_Given instruction_: All records must be quoted exactly. Omit the pictures.

[Data entries]
* begin *

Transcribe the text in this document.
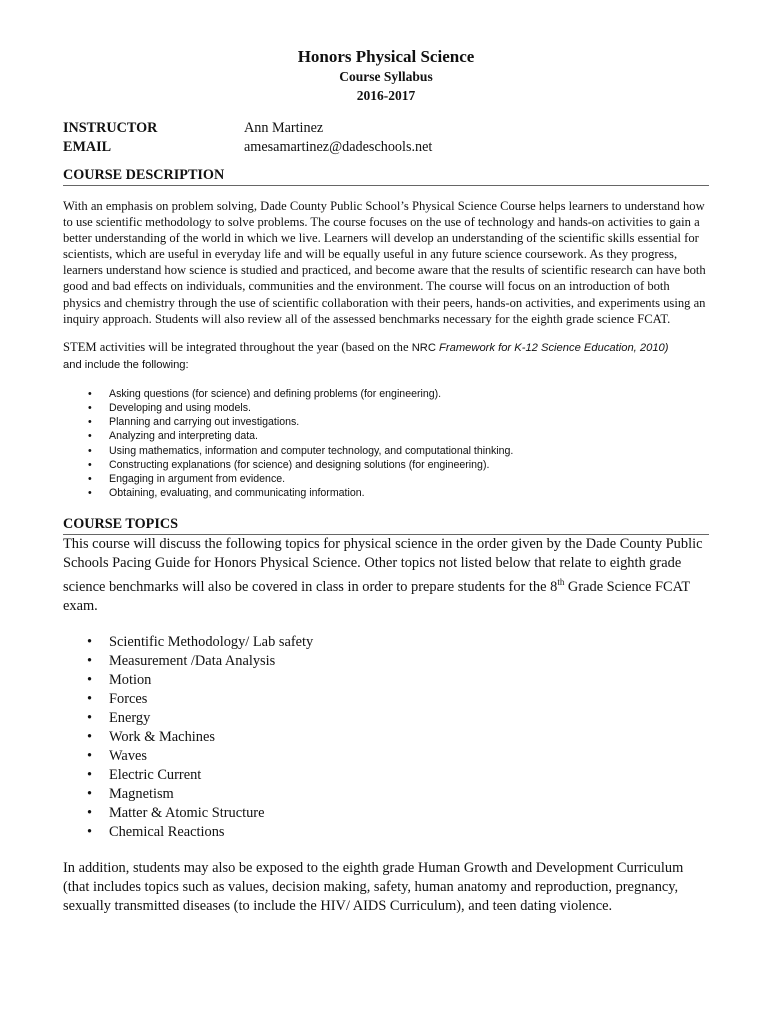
Honors Physical Science

Course Syllabus

2016-2017

INSTRUCTOR	Ann Martinez
EMAIL	amesamartinez@dadeschools.net
COURSE DESCRIPTION

With an emphasis on problem solving, Dade County Public School’s Physical Science Course helps learners to understand how to use scientific methodology to solve problems. The course focuses on the use of technology and hands-on activities to gain a better understanding of the world in which we live. Learners will develop an understanding of the scientific skills essential for scientists, which are useful in everyday life and will be equally useful in any future science coursework. As they progress, learners understand how science is studied and practiced, and become aware that the results of scientific research can have both good and bad effects on individuals, communities and the environment. The course will focus on an introduction of both physics and chemistry through the use of scientific collaboration with their peers, hands-on activities, and experiments using an inquiry approach. Students will also review all of the assessed benchmarks necessary for the eighth grade science FCAT.

STEM activities will be integrated throughout the year (based on the NRC Framework for K-12 Science Education, 2010)
and include the following:

• Asking questions (for science) and defining problems (for engineering).
• Developing and using models.
• Planning and carrying out investigations.
• Analyzing and interpreting data.
• Using mathematics, information and computer technology, and computational thinking.
• Constructing explanations (for science) and designing solutions (for engineering).
• Engaging in argument from evidence.
• Obtaining, evaluating, and communicating information.
COURSE TOPICS

This course will discuss the following topics for physical science in the order given by the Dade County Public Schools Pacing Guide for Honors Physical Science. Other topics not listed below that relate to eighth grade science benchmarks will also be covered in class in order to prepare students for the 8th Grade Science FCAT exam.

• Scientific Methodology/ Lab safety
• Measurement /Data Analysis
• Motion
• Forces
• Energy
• Work & Machines
• Waves
• Electric Current
• Magnetism
• Matter & Atomic Structure
• Chemical Reactions

In addition, students may also be exposed to the eighth grade Human Growth and Development Curriculum (that includes topics such as values, decision making, safety, human anatomy and reproduction, pregnancy, sexually transmitted diseases (to include the HIV/ AIDS Curriculum), and teen dating violence.
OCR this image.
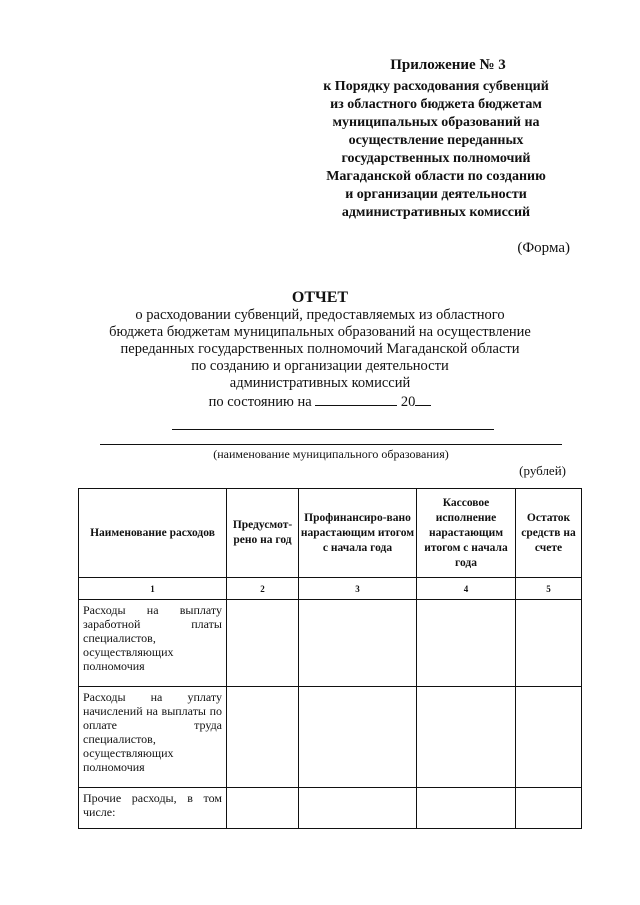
Приложение № 3
к Порядку расходования субвенций
из областного бюджета бюджетам
муниципальных образований на
осуществление переданных
государственных полномочий
Магаданской области по созданию
и организации деятельности
административных комиссий
(Форма)
ОТЧЕТ
о расходовании субвенций, предоставляемых из областного
бюджета бюджетам муниципальных образований на осуществление
переданных государственных полномочий Магаданской области
по созданию и организации деятельности
административных комиссий
по состоянию на	20
(наименование муниципального образования)
(рублей)
Наименование расходов	Предусмот-рено на год	Профинансиро-вано нарастающим итогом с начала года	Кассовое исполнение нарастающим итогом с начала года	Остаток средств на счете
1	2	3	4	5
Расходы на выплату заработной платы специалистов, осуществляющих полномочия				
Расходы на уплату начислений на выплаты по оплате труда специалистов, осуществляющих полномочия				
Прочие расходы, в том числе:				
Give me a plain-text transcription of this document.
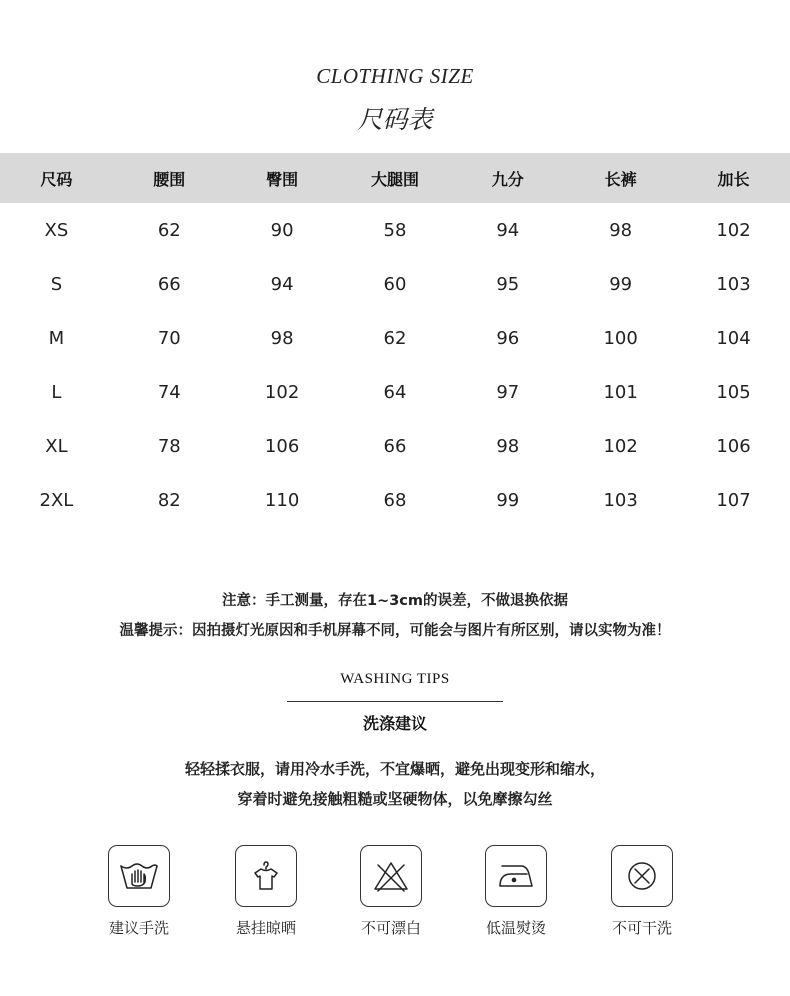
CLOTHING SIZE
尺码表
尺码	腰围	臀围	大腿围	九分	长裤	加长
XS	62	90	58	94	98	102
S	66	94	60	95	99	103
M	70	98	62	96	100	104
L	74	102	64	97	101	105
XL	78	106	66	98	102	106
2XL	82	110	68	99	103	107
注意：手工测量，存在1~3cm的误差，不做退换依据
温馨提示：因拍摄灯光原因和手机屏幕不同，可能会与图片有所区别，请以实物为准！
WASHING TIPS
洗涤建议
轻轻揉衣服，请用冷水手洗，不宜爆晒，避免出现变形和缩水，
穿着时避免接触粗糙或坚硬物体，以免摩擦勾丝
建议手洗	悬挂晾晒	不可漂白	低温熨烫	不可干洗
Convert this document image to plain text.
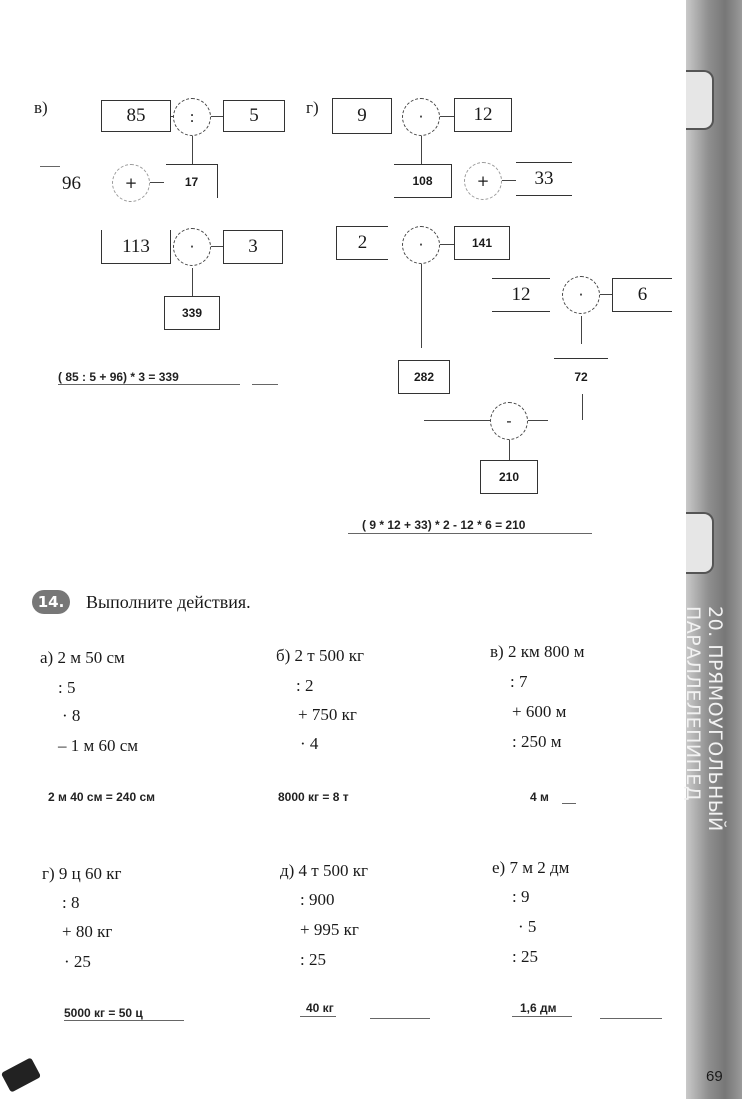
20. ПРЯМОУГОЛЬНЫЙ ПАРАЛЛЕЛЕПИПЕД
в)	85	:	5
96	+	17
113	·	3
339
( 85 : 5 + 96) * 3 = 339
г)	9	·	12
108	+	33
2	·	141
12	·	6
282	72
-
210
( 9 * 12 + 33) * 2 - 12 * 6 = 210
14.	Выполните действия.
а) 2 м 50 см
: 5
· 8
– 1 м 60 см
2 м 40 см = 240 см
б) 2 т 500 кг
: 2
+ 750 кг
· 4
8000 кг = 8 т
в) 2 км 800 м
: 7
+ 600 м
: 250 м
4 м
г) 9 ц 60 кг
: 8
+ 80 кг
· 25
5000 кг = 50 ц
д) 4 т 500 кг
: 900
+ 995 кг
: 25
40 кг
е) 7 м 2 дм
: 9
· 5
: 25
1,6 дм
69
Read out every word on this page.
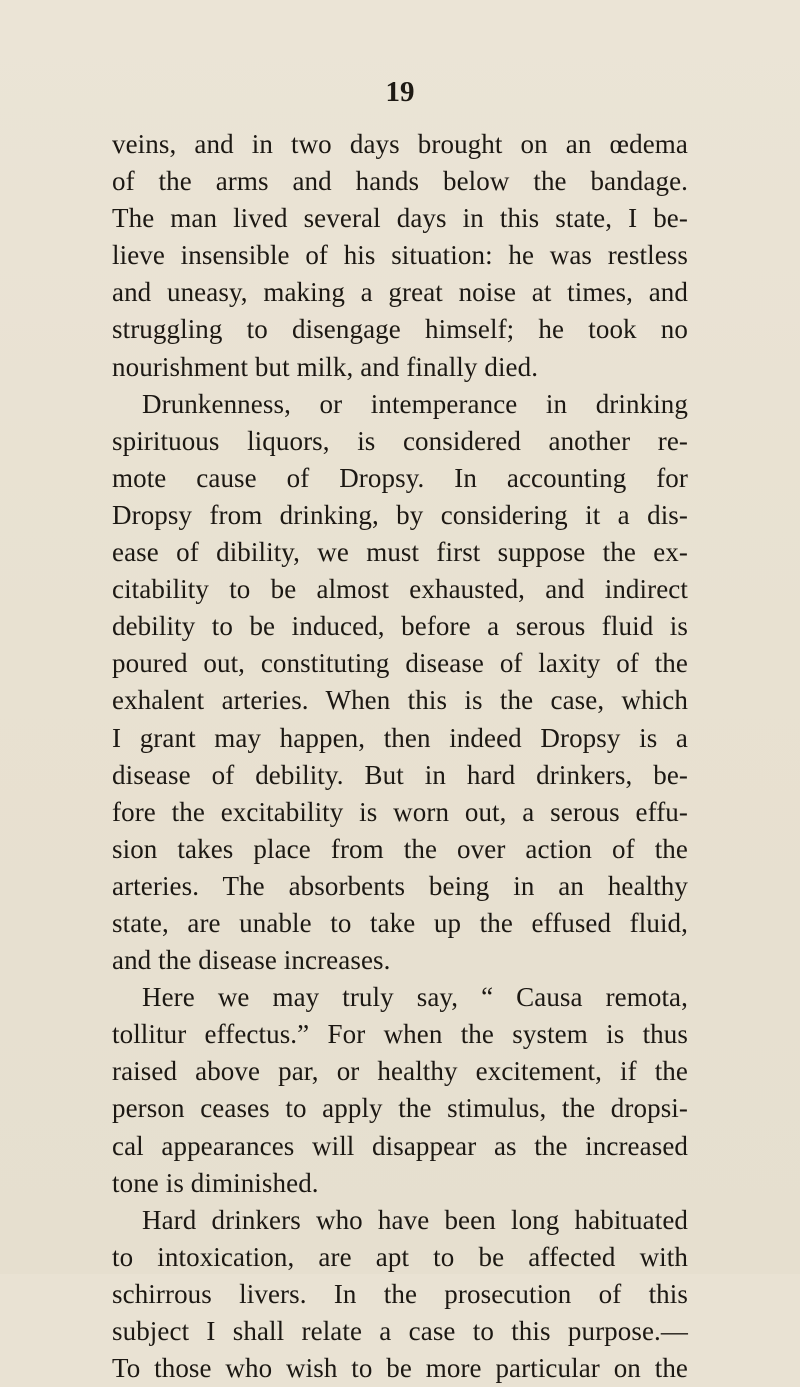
19
veins, and in two days brought on an œdema
of the arms and hands below the bandage.
The man lived several days in this state, I be-
lieve insensible of his situation: he was restless
and uneasy, making a great noise at times, and
struggling to disengage himself; he took no
nourishment but milk, and finally died.
Drunkenness, or intemperance in drinking
spirituous liquors, is considered another re-
mote cause of Dropsy. In accounting for
Dropsy from drinking, by considering it a dis-
ease of dibility, we must first suppose the ex-
citability to be almost exhausted, and indirect
debility to be induced, before a serous fluid is
poured out, constituting disease of laxity of the
exhalent arteries. When this is the case, which
I grant may happen, then indeed Dropsy is a
disease of debility. But in hard drinkers, be-
fore the excitability is worn out, a serous effu-
sion takes place from the over action of the
arteries. The absorbents being in an healthy
state, are unable to take up the effused fluid,
and the disease increases.
Here we may truly say, “ Causa remota,
tollitur effectus.” For when the system is thus
raised above par, or healthy excitement, if the
person ceases to apply the stimulus, the dropsi-
cal appearances will disappear as the increased
tone is diminished.
Hard drinkers who have been long habituated
to intoxication, are apt to be affected with
schirrous livers. In the prosecution of this
subject I shall relate a case to this purpose.—
To those who wish to be more particular on the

* end *

_Correct answer_:
Transcribe the text in this document.
Honors Physical Science

Course Syllabus

2016-2017

INSTRUCTOR	Ann Martinez
EMAIL	amesamartinez@dadeschools.net
COURSE DESCRIPTION

With an emphasis on problem solving, Dade County Public School’s Physical Science Course helps learners to understand how to use scientific methodology to solve problems. The course focuses on the use of technology and hands-on activities to gain a better understanding of the world in which we live. Learners will develop an understanding of the scientific skills essential for scientists, which are useful in everyday life and will be equally useful in any future science coursework. As they progress, learners understand how science is studied and practiced, and become aware that the results of scientific research can have both good and bad effects on individuals, communities and the environment. The course will focus on an introduction of both physics and chemistry through the use of scientific collaboration with their peers, hands-on activities, and experiments using an inquiry approach. Students will also review all of the assessed benchmarks necessary for the eighth grade science FCAT.

STEM activities will be integrated throughout the year (based on the NRC Framework for K-12 Science Education, 2010)
and include the following:

• Asking questions (for science) and defining problems (for engineering).
• Developing and using models.
• Planning and carrying out investigations.
• Analyzing and interpreting data.
• Using mathematics, information and computer technology, and computational thinking.
• Constructing explanations (for science) and designing solutions (for engineering).
• Engaging in argument from evidence.
• Obtaining, evaluating, and communicating information.
COURSE TOPICS

This course will discuss the following topics for physical science in the order given by the Dade County Public Schools Pacing Guide for Honors Physical Science. Other topics not listed below that relate to eighth grade science benchmarks will also be covered in class in order to prepare students for the 8th Grade Science FCAT exam.

• Scientific Methodology/ Lab safety
• Measurement /Data Analysis
• Motion
• Forces
• Energy
• Work & Machines
• Waves
• Electric Current
• Magnetism
• Matter & Atomic Structure
• Chemical Reactions

In addition, students may also be exposed to the eighth grade Human Growth and Development Curriculum (that includes topics such as values, decision making, safety, human anatomy and reproduction, pregnancy, sexually transmitted diseases (to include the HIV/ AIDS Curriculum), and teen dating violence.
OCR this image.
Приложение № 3
к Порядку расходования субвенций
из областного бюджета бюджетам
муниципальных образований на
осуществление переданных
государственных полномочий
Магаданской области по созданию
и организации деятельности
административных комиссий
(Форма)
ОТЧЕТ
о расходовании субвенций, предоставляемых из областного
бюджета бюджетам муниципальных образований на осуществление
переданных государственных полномочий Магаданской области
по созданию и организации деятельности
административных комиссий
по состоянию на	20
(наименование муниципального образования)
(рублей)
Наименование расходов	Предусмот-рено на год	Профинансиро-вано нарастающим итогом с начала года	Кассовое исполнение нарастающим итогом с начала года	Остаток средств на счете
1	2	3	4	5
Расходы на выплату заработной платы специалистов, осуществляющих полномочия				
Расходы на уплату начислений на выплаты по оплате труда специалистов, осуществляющих полномочия				
Прочие расходы, в том числе:				
Give me a plain-text transcription of this document.
CLOTHING SIZE
尺码表
尺码	腰围	臀围	大腿围	九分	长裤	加长
XS	62	90	58	94	98	102
S	66	94	60	95	99	103
M	70	98	62	96	100	104
L	74	102	64	97	101	105
XL	78	106	66	98	102	106
2XL	82	110	68	99	103	107
注意：手工测量，存在1~3cm的误差，不做退换依据
温馨提示：因拍摄灯光原因和手机屏幕不同，可能会与图片有所区别，请以实物为准！
WASHING TIPS
洗涤建议
轻轻揉衣服，请用冷水手洗，不宜爆晒，避免出现变形和缩水，
穿着时避免接触粗糙或坚硬物体，以免摩擦勾丝
建议手洗	悬挂晾晒	不可漂白	低温熨烫	不可干洗
Convert this document image to plain text.
20. ПРЯМОУГОЛЬНЫЙ ПАРАЛЛЕЛЕПИПЕД
в)	85	:	5
96	+	17
113	·	3
339
( 85 : 5 + 96) * 3 = 339
г)	9	·	12
108	+	33
2	·	141
12	·	6
282	72
-
210
( 9 * 12 + 33) * 2 - 12 * 6 = 210
14.	Выполните действия.
а) 2 м 50 см
: 5
· 8
– 1 м 60 см
2 м 40 см = 240 см
б) 2 т 500 кг
: 2
+ 750 кг
· 4
8000 кг = 8 т
в) 2 км 800 м
: 7
+ 600 м
: 250 м
4 м
г) 9 ц 60 кг
: 8
+ 80 кг
· 25
5000 кг = 50 ц
д) 4 т 500 кг
: 900
+ 995 кг
: 25
40 кг
е) 7 м 2 дм
: 9
· 5
: 25
1,6 дм
69
Read out every word on this page.
19
veins, and in two days brought on an œdema
of the arms and hands below the bandage.
The man lived several days in this state, I be-
lieve insensible of his situation: he was restless
and uneasy, making a great noise at times, and
struggling to disengage himself; he took no
nourishment but milk, and finally died.
Drunkenness, or intemperance in drinking
spirituous liquors, is considered another re-
mote cause of Dropsy. In accounting for
Dropsy from drinking, by considering it a dis-
ease of dibility, we must first suppose the ex-
citability to be almost exhausted, and indirect
debility to be induced, before a serous fluid is
poured out, constituting disease of laxity of the
exhalent arteries. When this is the case, which
I grant may happen, then indeed Dropsy is a
disease of debility. But in hard drinkers, be-
fore the excitability is worn out, a serous effu-
sion takes place from the over action of the
arteries. The absorbents being in an healthy
state, are unable to take up the effused fluid,
and the disease increases.
Here we may truly say, “ Causa remota,
tollitur effectus.” For when the system is thus
raised above par, or healthy excitement, if the
person ceases to apply the stimulus, the dropsi-
cal appearances will disappear as the increased
tone is diminished.
Hard drinkers who have been long habituated
to intoxication, are apt to be affected with
schirrous livers. In the prosecution of this
subject I shall relate a case to this purpose.—
To those who wish to be more particular on the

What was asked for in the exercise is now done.